- [Problem] For each line that holds "JSON", copy the line out.

- [Available records]
>>>>
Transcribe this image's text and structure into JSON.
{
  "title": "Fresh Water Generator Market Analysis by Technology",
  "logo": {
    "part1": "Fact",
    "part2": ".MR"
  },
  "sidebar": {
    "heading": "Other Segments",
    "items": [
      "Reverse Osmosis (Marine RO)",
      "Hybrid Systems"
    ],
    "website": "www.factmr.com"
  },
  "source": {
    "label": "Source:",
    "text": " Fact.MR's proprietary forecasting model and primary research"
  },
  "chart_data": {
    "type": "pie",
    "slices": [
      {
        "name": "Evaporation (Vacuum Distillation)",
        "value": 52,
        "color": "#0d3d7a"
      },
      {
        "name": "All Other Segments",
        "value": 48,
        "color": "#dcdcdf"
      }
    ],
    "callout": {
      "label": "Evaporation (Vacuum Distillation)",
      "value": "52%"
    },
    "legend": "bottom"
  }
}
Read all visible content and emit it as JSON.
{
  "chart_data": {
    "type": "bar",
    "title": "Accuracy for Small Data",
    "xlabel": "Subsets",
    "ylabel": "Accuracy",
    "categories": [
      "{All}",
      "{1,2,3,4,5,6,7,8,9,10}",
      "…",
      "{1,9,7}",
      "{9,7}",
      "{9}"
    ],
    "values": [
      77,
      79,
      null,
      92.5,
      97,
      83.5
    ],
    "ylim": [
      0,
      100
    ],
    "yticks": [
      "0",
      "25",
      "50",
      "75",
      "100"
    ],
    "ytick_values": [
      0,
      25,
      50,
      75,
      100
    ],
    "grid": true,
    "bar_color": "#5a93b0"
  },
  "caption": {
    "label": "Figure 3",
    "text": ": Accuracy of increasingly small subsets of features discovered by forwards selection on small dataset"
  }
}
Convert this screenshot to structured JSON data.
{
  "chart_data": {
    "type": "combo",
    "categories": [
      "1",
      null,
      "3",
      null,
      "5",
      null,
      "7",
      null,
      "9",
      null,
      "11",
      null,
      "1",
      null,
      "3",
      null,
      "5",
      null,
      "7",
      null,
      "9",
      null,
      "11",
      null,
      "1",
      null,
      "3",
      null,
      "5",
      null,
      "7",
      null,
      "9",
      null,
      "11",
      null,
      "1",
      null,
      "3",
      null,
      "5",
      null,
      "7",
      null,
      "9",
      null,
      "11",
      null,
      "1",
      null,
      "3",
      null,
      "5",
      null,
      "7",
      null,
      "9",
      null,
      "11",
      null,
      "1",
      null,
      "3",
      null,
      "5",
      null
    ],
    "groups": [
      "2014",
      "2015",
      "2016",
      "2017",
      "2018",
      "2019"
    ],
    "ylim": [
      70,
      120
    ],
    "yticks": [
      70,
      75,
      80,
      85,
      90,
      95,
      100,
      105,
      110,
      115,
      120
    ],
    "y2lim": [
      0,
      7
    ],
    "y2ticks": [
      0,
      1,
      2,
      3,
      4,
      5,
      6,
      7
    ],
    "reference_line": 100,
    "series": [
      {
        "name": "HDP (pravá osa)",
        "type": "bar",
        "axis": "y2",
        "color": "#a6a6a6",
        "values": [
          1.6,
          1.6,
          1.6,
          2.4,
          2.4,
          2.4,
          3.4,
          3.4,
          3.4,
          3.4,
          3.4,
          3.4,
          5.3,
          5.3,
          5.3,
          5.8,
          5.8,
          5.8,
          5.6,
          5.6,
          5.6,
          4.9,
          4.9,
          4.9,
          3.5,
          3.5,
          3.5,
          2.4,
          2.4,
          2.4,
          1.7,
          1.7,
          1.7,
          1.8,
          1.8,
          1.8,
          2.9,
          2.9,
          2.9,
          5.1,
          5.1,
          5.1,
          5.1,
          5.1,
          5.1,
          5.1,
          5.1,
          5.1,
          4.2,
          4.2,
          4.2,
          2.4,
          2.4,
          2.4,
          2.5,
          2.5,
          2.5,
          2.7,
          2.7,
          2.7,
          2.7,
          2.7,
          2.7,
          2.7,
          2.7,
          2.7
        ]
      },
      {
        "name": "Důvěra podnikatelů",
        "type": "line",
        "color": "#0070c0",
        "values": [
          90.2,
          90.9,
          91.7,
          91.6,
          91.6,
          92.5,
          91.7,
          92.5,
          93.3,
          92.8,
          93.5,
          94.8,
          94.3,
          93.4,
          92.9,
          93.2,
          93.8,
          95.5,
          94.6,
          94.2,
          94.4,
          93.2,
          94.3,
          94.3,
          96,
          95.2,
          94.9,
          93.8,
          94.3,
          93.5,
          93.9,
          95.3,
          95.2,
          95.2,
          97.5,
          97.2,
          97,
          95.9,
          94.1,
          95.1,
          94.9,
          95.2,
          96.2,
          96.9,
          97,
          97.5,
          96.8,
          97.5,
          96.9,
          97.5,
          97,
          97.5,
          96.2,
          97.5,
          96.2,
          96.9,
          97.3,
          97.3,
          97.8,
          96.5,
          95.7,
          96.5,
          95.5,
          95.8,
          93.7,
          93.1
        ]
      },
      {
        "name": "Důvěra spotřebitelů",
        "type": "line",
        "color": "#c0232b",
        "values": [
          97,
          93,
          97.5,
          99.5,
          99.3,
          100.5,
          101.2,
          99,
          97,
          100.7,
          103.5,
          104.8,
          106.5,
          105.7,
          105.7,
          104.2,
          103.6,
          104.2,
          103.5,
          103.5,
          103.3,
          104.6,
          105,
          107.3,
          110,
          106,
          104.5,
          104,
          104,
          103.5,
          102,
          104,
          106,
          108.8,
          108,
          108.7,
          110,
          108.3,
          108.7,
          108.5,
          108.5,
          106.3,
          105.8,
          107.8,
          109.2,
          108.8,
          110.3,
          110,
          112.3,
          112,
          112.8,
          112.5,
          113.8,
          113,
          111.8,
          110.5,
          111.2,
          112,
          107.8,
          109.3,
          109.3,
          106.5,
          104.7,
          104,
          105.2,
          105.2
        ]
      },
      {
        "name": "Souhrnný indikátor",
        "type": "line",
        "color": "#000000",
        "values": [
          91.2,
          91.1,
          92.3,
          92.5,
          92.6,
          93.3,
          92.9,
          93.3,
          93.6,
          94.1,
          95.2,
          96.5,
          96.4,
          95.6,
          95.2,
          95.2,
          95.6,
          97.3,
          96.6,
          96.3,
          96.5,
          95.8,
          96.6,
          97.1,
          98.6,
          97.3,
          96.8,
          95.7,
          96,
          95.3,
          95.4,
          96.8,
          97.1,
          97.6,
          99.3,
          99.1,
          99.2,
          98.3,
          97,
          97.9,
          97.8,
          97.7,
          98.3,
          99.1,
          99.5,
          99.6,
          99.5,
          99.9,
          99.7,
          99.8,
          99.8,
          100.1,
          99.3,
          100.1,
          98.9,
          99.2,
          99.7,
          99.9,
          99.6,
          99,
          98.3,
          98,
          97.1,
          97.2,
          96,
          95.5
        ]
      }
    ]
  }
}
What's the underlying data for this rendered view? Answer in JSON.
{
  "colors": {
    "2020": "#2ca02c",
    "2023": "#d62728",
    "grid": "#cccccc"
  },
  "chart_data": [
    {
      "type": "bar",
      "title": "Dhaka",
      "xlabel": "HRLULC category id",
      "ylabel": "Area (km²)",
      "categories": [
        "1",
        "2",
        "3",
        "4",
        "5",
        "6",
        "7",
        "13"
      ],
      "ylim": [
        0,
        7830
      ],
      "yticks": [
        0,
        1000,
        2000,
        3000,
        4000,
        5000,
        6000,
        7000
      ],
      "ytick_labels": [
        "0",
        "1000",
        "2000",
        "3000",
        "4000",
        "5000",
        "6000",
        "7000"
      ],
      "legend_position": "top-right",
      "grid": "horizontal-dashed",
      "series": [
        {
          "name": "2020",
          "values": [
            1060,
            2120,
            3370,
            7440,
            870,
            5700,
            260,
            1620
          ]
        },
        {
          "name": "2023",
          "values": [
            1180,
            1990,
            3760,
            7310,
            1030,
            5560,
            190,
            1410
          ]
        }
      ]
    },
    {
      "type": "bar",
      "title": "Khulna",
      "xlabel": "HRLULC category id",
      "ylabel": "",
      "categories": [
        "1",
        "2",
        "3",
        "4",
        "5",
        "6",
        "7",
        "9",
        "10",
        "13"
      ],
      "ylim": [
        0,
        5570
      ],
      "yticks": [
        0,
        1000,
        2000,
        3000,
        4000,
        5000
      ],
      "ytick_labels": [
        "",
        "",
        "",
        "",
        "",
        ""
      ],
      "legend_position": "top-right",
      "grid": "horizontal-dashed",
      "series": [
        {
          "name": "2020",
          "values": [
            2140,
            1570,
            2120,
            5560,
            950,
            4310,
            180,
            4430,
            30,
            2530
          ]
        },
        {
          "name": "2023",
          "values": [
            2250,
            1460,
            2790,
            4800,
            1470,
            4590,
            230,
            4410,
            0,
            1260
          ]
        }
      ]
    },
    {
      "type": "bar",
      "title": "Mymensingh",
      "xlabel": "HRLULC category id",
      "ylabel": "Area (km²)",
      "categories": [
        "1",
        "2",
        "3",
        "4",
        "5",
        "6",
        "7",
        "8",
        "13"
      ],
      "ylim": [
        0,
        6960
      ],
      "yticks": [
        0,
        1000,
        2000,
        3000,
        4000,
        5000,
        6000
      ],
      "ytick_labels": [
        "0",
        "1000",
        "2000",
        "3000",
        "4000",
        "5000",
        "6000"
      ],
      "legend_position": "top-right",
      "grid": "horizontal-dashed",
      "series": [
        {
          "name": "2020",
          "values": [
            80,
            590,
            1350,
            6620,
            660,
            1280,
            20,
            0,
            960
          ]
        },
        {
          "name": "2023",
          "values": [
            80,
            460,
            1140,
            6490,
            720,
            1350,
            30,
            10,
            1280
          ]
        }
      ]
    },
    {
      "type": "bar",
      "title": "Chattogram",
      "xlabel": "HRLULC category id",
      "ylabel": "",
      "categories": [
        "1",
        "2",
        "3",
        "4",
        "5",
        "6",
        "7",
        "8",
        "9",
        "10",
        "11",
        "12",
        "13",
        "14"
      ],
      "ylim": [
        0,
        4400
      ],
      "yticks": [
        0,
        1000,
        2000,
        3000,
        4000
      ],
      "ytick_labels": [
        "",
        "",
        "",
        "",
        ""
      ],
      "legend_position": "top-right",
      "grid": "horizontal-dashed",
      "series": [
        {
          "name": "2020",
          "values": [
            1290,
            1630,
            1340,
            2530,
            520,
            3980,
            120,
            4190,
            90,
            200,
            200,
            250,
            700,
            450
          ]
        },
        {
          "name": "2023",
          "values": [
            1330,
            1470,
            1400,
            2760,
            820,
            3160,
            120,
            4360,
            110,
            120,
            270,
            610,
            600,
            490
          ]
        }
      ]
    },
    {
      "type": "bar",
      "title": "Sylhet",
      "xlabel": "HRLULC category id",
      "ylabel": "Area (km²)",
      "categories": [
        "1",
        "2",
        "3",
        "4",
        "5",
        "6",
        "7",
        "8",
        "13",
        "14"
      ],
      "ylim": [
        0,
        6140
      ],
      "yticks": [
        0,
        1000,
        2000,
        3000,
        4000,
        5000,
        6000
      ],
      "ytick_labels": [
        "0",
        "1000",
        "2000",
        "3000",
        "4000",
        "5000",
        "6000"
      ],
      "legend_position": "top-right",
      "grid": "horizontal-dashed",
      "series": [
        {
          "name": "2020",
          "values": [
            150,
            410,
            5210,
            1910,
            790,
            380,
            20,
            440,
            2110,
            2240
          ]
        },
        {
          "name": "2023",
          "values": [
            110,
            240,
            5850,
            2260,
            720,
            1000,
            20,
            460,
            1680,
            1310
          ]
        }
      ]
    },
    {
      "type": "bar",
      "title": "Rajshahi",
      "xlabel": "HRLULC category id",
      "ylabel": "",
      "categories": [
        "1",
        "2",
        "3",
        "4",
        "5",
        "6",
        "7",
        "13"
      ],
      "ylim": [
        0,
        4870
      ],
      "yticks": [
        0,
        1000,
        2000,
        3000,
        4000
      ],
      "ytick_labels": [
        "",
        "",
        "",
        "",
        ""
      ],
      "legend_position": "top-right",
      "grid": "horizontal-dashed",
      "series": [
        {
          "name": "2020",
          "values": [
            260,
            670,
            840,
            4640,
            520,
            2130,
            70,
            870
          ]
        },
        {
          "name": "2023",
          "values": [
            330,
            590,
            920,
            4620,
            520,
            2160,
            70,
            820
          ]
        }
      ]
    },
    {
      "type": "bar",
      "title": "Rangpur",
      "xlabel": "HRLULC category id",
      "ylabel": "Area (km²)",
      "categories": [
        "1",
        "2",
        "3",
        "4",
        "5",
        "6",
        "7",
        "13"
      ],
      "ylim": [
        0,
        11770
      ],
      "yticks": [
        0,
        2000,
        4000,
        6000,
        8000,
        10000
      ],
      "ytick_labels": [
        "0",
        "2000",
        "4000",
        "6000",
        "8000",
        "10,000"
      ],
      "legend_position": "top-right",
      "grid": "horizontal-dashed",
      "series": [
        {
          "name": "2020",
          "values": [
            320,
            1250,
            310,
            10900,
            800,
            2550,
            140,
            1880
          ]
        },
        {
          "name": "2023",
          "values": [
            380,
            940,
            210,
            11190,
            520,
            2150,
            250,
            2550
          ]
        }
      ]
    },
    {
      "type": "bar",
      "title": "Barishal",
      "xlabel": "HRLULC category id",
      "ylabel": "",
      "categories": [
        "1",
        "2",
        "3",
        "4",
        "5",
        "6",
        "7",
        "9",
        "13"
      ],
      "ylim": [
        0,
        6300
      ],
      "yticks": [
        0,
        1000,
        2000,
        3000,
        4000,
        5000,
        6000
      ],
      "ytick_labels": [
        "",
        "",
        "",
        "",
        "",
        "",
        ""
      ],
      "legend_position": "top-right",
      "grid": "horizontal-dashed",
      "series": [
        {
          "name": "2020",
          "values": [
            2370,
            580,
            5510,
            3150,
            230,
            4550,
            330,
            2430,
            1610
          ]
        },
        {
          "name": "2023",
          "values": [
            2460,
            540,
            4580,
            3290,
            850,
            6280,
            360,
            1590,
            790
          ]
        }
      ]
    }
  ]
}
<<<<
- [Final result]
Transcribe this image's text and structure into JSON.
Read all visible content and emit it as JSON.
Convert this screenshot to structured JSON data.
What's the underlying data for this rendered view? Answer in JSON.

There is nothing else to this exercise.